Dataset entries

◆ ◆ ◆ ◆ ◆ ◆ ◆

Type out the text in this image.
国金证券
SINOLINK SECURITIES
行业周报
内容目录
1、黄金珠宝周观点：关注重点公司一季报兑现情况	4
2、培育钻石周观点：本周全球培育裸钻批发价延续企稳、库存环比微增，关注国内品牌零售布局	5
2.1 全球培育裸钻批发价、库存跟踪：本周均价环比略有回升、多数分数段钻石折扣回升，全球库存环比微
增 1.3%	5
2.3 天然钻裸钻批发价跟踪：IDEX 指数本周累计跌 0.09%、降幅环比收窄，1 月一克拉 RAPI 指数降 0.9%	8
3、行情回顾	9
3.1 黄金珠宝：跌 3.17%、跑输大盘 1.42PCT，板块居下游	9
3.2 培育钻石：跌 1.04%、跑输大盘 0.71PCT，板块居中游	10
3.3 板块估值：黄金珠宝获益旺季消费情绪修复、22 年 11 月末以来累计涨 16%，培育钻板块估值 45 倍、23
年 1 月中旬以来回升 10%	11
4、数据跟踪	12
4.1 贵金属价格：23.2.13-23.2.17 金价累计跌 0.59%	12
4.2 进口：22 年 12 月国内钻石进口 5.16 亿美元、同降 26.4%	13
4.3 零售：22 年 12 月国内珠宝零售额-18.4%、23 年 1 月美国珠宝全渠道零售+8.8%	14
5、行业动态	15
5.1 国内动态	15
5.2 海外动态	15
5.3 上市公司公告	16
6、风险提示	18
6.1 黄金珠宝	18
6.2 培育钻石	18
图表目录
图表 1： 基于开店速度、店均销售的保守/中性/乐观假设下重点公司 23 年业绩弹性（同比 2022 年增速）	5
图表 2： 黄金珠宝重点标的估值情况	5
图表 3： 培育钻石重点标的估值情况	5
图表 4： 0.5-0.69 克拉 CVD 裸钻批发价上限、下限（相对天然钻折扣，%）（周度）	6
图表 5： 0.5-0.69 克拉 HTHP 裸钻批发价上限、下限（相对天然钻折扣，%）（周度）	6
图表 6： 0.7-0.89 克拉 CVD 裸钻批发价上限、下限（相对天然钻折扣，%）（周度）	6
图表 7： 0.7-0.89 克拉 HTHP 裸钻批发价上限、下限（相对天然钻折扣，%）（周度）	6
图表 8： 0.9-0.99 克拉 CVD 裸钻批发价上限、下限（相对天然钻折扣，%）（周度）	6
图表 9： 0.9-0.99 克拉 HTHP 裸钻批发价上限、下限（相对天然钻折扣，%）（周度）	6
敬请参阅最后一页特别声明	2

◆ ◆ ◆ ◆ ◆ ◆ ◆

DIRECTIVE: Determine how many lines of the records above contain the word "跑输大盘", and report only that number.

EXPECTED ANSWER: 2